[EXERCISE MATERIALS start]

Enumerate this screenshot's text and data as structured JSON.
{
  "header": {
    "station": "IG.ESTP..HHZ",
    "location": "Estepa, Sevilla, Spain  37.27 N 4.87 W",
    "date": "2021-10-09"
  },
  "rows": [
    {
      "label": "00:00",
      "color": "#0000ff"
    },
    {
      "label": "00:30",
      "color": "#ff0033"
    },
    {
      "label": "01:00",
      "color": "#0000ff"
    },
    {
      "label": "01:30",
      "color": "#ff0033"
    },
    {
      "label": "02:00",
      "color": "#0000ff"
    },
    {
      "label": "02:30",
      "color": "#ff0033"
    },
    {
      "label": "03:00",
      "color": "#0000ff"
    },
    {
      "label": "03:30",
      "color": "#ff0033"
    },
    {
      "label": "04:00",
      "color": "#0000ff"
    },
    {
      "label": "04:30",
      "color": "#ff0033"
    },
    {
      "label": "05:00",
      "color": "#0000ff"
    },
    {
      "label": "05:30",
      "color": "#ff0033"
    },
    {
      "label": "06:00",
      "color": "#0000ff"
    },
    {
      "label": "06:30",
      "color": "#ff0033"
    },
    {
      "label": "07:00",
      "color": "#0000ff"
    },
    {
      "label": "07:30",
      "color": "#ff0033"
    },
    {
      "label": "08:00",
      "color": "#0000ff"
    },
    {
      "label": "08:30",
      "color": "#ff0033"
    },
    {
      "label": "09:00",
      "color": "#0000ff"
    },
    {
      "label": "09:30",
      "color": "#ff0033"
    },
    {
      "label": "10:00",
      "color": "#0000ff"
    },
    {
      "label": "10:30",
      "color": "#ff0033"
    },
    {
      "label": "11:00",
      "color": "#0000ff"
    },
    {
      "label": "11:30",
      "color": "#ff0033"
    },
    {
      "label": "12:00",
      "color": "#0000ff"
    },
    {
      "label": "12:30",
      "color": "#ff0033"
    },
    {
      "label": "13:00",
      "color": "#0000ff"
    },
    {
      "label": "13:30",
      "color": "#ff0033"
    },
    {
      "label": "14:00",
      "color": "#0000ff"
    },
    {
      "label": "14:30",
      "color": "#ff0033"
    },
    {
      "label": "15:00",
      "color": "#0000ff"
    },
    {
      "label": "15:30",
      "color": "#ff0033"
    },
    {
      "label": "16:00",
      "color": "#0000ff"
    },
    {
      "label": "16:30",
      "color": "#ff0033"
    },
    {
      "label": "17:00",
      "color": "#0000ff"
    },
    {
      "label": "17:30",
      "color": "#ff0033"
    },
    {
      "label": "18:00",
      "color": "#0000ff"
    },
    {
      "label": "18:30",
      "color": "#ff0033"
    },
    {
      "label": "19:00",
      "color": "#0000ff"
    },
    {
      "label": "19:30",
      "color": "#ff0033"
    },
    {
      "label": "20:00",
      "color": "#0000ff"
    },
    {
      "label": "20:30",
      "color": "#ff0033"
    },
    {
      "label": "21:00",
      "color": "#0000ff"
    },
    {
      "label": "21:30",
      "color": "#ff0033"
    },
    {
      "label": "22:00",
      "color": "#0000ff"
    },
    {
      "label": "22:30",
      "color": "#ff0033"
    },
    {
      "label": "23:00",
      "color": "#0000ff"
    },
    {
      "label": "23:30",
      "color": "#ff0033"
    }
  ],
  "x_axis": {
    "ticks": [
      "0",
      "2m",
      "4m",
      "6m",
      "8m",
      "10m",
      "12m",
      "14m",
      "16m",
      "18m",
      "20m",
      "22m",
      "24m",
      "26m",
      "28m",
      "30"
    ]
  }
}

[EXERCISE MATERIALS end]

• SHORT TASK:
Every line of the records above needs to be given again exactly.

• TASK RESULT:
Enumerate this screenshot's text and data as structured JSON.
{
  "header": {
    "station": "IG.ESTP..HHZ",
    "location": "Estepa, Sevilla, Spain  37.27 N 4.87 W",
    "date": "2021-10-09"
  },
  "rows": [
    {
      "label": "00:00",
      "color": "#0000ff"
    },
    {
      "label": "00:30",
      "color": "#ff0033"
    },
    {
      "label": "01:00",
      "color": "#0000ff"
    },
    {
      "label": "01:30",
      "color": "#ff0033"
    },
    {
      "label": "02:00",
      "color": "#0000ff"
    },
    {
      "label": "02:30",
      "color": "#ff0033"
    },
    {
      "label": "03:00",
      "color": "#0000ff"
    },
    {
      "label": "03:30",
      "color": "#ff0033"
    },
    {
      "label": "04:00",
      "color": "#0000ff"
    },
    {
      "label": "04:30",
      "color": "#ff0033"
    },
    {
      "label": "05:00",
      "color": "#0000ff"
    },
    {
      "label": "05:30",
      "color": "#ff0033"
    },
    {
      "label": "06:00",
      "color": "#0000ff"
    },
    {
      "label": "06:30",
      "color": "#ff0033"
    },
    {
      "label": "07:00",
      "color": "#0000ff"
    },
    {
      "label": "07:30",
      "color": "#ff0033"
    },
    {
      "label": "08:00",
      "color": "#0000ff"
    },
    {
      "label": "08:30",
      "color": "#ff0033"
    },
    {
      "label": "09:00",
      "color": "#0000ff"
    },
    {
      "label": "09:30",
      "color": "#ff0033"
    },
    {
      "label": "10:00",
      "color": "#0000ff"
    },
    {
      "label": "10:30",
      "color": "#ff0033"
    },
    {
      "label": "11:00",
      "color": "#0000ff"
    },
    {
      "label": "11:30",
      "color": "#ff0033"
    },
    {
      "label": "12:00",
      "color": "#0000ff"
    },
    {
      "label": "12:30",
      "color": "#ff0033"
    },
    {
      "label": "13:00",
      "color": "#0000ff"
    },
    {
      "label": "13:30",
      "color": "#ff0033"
    },
    {
      "label": "14:00",
      "color": "#0000ff"
    },
    {
      "label": "14:30",
      "color": "#ff0033"
    },
    {
      "label": "15:00",
      "color": "#0000ff"
    },
    {
      "label": "15:30",
      "color": "#ff0033"
    },
    {
      "label": "16:00",
      "color": "#0000ff"
    },
    {
      "label": "16:30",
      "color": "#ff0033"
    },
    {
      "label": "17:00",
      "color": "#0000ff"
    },
    {
      "label": "17:30",
      "color": "#ff0033"
    },
    {
      "label": "18:00",
      "color": "#0000ff"
    },
    {
      "label": "18:30",
      "color": "#ff0033"
    },
    {
      "label": "19:00",
      "color": "#0000ff"
    },
    {
      "label": "19:30",
      "color": "#ff0033"
    },
    {
      "label": "20:00",
      "color": "#0000ff"
    },
    {
      "label": "20:30",
      "color": "#ff0033"
    },
    {
      "label": "21:00",
      "color": "#0000ff"
    },
    {
      "label": "21:30",
      "color": "#ff0033"
    },
    {
      "label": "22:00",
      "color": "#0000ff"
    },
    {
      "label": "22:30",
      "color": "#ff0033"
    },
    {
      "label": "23:00",
      "color": "#0000ff"
    },
    {
      "label": "23:30",
      "color": "#ff0033"
    }
  ],
  "x_axis": {
    "ticks": [
      "0",
      "2m",
      "4m",
      "6m",
      "8m",
      "10m",
      "12m",
      "14m",
      "16m",
      "18m",
      "20m",
      "22m",
      "24m",
      "26m",
      "28m",
      "30"
    ]
  }
}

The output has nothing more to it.